April 08, 2011, 1:17 PM EDT

By Sean Pasternak and Theophilos Argitis

(Updates with employment report in sixth paragraph, currency trading in seventh.)

April 8 (Bloomberg) -- Canada’s Prime Minister Stephen Harper released his Conservative Party’s election platform, pledging C$6.6 billion ($6.9 billion) in new measures and accelerating Canada’s return to surplus.

The platform document, which was released today near Toronto, pledges a “strategic and operating” review of government spending with a goal of saving at least C$4 billion a year by 2014 that will be used to finance new tax cuts and spending, and allow the country to return to surplus one year earlier than projected last month.

“We know there is fat to be saved,” Harper told reporters in Mississauga, Ontario, a suburb of Toronto.

The platform builds on Harper’s March 22 budget, which wasn’t passed by Parliament before the governing Conservatives were brought down by opposition parties, triggering the May 2 election. The new measures, which were not included in last month’s fiscal plan, will boost the deficit in the next two years by C$1.4 billion more than earlier projected before savings allow the government to speed deficit reduction.

Harper is seeking to cast himself as the best manager of the economy, and criticized rival Liberal Leader Michael Ignatieff for pledging new spending measures that Harper says can only be financed by raising taxes. Ignatieff released his platform on April 4, pledging C$8.2 billion over two years to be paid for by reversing tax cuts for companies like Royal Bank of Canada and Suncor Energy Inc. implemented by Harper.

Jobs Decline

Statistics Canada said today that employment fell by 1,500 in March, the first decline in six months, as a record drop in part-time work outstripped the biggest gain in full-time positions in a year. The unemployment rate declined to 7.7 percent from 7.8 percent as the labor force shrank.

Canada’s dollar remained higher after the job report as investors focused on the 90,600 gain in full-time work, the biggest since September 2009. The currency traded at 95.67 cents per U.S. dollar at 12:57 p.m. in Toronto, from 95.82 cents yesterday. Earlier it was 95.27 cents, the strongest since 2007.

Polls suggest the Conservatives would win the most seats in the election, although it isn’t clear if they would win a majority.

The Conservatives were supported by 40.6 percent of decided voters, followed by 31.1 percent who supported the Liberals, according to a CTV/Globe/Nanos election survey published today and taken April 5-April 7. The telephone survey of 1,200 people has a margin of error of plus or minus 2.8 percent.

■ **TASKS**
1) Name every person mentioned in the article above on Canada's election platforms, including its bylines.
2) Continue the article above on the Conservative election platform, starting after its final sentence about the telephone survey.

■ **RECORD EXCERPTS**
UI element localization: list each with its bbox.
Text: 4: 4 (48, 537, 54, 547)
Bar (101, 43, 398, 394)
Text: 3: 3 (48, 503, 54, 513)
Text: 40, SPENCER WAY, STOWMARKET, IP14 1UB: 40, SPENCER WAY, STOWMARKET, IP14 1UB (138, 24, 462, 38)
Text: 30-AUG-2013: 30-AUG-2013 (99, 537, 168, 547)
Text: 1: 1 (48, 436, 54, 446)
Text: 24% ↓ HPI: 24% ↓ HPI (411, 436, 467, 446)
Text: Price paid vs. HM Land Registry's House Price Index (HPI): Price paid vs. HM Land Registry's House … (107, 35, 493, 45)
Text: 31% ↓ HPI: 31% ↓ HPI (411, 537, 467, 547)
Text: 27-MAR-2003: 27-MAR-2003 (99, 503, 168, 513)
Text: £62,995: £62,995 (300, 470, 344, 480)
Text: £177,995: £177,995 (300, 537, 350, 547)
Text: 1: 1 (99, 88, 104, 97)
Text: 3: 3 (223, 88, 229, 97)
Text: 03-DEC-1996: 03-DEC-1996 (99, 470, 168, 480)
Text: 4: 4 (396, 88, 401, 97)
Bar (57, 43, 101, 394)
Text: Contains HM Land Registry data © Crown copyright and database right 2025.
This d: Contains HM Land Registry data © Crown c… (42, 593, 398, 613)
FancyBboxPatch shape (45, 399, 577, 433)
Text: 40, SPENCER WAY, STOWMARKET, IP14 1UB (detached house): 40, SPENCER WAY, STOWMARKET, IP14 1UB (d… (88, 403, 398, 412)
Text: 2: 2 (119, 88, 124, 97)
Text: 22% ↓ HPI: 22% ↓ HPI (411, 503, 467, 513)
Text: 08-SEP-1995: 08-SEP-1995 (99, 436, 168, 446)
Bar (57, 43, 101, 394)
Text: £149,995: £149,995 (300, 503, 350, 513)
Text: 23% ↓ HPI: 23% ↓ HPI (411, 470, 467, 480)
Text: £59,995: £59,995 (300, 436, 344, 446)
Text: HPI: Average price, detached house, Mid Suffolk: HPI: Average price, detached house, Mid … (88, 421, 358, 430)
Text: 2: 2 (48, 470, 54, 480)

■ **TASK-BY-TASK RESULTS**
1) Sean Pasternak, Theophilos Argitis, Stephen Harper, Michael Ignatieff

2)
Campaign Pledges

Today’s announcement commits to reintroducing measures from the March budget, and includes campaign pledges that provide new tax cuts for families and new funding for the French-speaking province of Quebec.

Harper’s most expensive pledge is a measure that would let families with children under 18 split up to C$50,000 in income for tax purposes. It would come into effect in 2014 and cost C$4 billion through March 2016.

The Conservative platform also budgets C$2.2 billion in compensation to Quebec for harmonizing its sales tax with the federal government. There is also new funding for the Canadian Coast Guard, crime legislation, fishing and agriculture.

Harper’s government also pledged to drop its efforts to create a single national securities regulator if the Supreme Court rules against the plan in hearings to be held next week.

Fiscal Plan

Finance Minister Jim Flaherty released a five-year fiscal plan in Ottawa on March 22 that projected a C$29.6 billion deficit in the fiscal year that begins April 1, down from C$40.5 billion last year and a record C$55.6 billion two years ago. A surplus was projected for the 2015-2016 fiscal year.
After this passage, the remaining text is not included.